Gastric Bypass, Insulin sensitivity and Type 2 Diabetes

In the actual study, the authors evaluated both type 2 diabetics and non-diabetics, matched for age, sex and weight, before and 8 weeks after gastric bypass surgery (laproscopic RYGB).

The results were interesting.

Both groups lost weight after surgery (not surprising) and both groups lost a significant amount of body fat (also not surprising). However, the type 2 diabetic group also lost a significant amount of pancreatic fat, which did not happen in the non-diabetic group. See figure below.

This led to significant improvements in all measures of insulin sensitivity for the type 2 diabetic group, which means a significant improvement in controlling type 2 diabetes. In other words, they improved.

It’s also likely why the authors of the summary had such a sensational headline.

Can you spot reduce visceral fat?

So what happened here?

The type 2 diabetic group had a higher level of pancreatic fat before surgery. This is internal fat, known as visceral fat. Subcutaneous fat is the fat right underneath your skin. It’s the fat you can pinch. Studies have repeatedly shown that visceral fat is more detrimental to your health than subcutaneous fat.

If you are type 2 diabetic, you might wonder if you can specifically reduce visceral fat and improve your insulin sensitivity. And based on the questions I’ve had, many of you are wondering this.

The answer is kind of.

You can do this through diet and exercise and probably by sleeping better and managing stress.

We will focus on exercise and diet.

Exercise, Type 2 Diabetics and Visceral Fat

Higher intensity exercise has repeatedly been shown to decrease visceral fat, whether type 2 diabetic or not. And, while both low and high-intensity exercise have been shown to also reduce subcutaneous fat, it is high intensity exercise that can do so more preferentially.

Given that the type 2 diabetics had higher amounts of visceral fat at the beginning of the study, exercise might be a plausible explanation for the significant reduction in pancreatic fat after surgery. It’s unlikely, though, since surgery can be rough and assessment was only 8 weeks after surgery.

**Stored data**:
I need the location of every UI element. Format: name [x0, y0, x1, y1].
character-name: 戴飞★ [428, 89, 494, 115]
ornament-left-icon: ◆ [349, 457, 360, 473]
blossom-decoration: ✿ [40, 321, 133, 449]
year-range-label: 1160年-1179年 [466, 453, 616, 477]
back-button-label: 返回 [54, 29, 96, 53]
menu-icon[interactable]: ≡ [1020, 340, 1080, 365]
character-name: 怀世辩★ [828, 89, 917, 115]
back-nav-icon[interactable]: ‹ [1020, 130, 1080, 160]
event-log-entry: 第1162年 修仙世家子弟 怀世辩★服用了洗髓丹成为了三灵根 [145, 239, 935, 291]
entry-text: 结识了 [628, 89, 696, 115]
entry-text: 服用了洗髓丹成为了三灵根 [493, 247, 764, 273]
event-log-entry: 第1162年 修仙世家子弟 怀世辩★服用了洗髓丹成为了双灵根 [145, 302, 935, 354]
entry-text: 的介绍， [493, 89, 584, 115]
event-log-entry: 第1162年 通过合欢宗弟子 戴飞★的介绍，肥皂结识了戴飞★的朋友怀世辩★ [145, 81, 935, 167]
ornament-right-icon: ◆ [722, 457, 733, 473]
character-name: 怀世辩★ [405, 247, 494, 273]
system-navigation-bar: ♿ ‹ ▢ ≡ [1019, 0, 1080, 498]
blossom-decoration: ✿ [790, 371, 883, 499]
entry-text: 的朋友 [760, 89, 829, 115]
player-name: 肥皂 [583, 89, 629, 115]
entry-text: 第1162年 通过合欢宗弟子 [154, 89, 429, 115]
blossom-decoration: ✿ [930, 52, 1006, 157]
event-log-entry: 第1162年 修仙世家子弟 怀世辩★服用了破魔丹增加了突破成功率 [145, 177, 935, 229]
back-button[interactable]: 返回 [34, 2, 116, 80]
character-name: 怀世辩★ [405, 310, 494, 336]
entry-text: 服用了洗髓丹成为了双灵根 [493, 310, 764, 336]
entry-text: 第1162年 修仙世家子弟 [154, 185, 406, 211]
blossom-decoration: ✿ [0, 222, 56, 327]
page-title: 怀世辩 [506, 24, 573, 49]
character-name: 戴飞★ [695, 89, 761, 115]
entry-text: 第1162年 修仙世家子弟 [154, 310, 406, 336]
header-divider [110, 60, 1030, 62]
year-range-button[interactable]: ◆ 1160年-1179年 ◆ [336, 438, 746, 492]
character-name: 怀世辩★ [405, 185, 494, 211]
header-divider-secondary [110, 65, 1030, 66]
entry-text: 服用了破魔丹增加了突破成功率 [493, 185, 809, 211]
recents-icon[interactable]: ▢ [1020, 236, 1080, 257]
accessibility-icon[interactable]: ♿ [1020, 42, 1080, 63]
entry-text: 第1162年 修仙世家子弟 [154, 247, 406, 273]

**Required work**:
1. In the extract on gastric bypass and type 2 diabetes, list every characteristic on which the diabetic and non-diabetic groups were matched.
2. Print the portion of the extract on gastric bypass and type 2 diabetes between "This led to" and "words, they improved.", inclusive.

**Response list**:
1.
- Age
- Sex
- Weight

2.
This led to significant improvements in all measures of insulin sensitivity for the type 2 diabetic group, which means a significant improvement in controlling type 2 diabetes. In other words, they improved.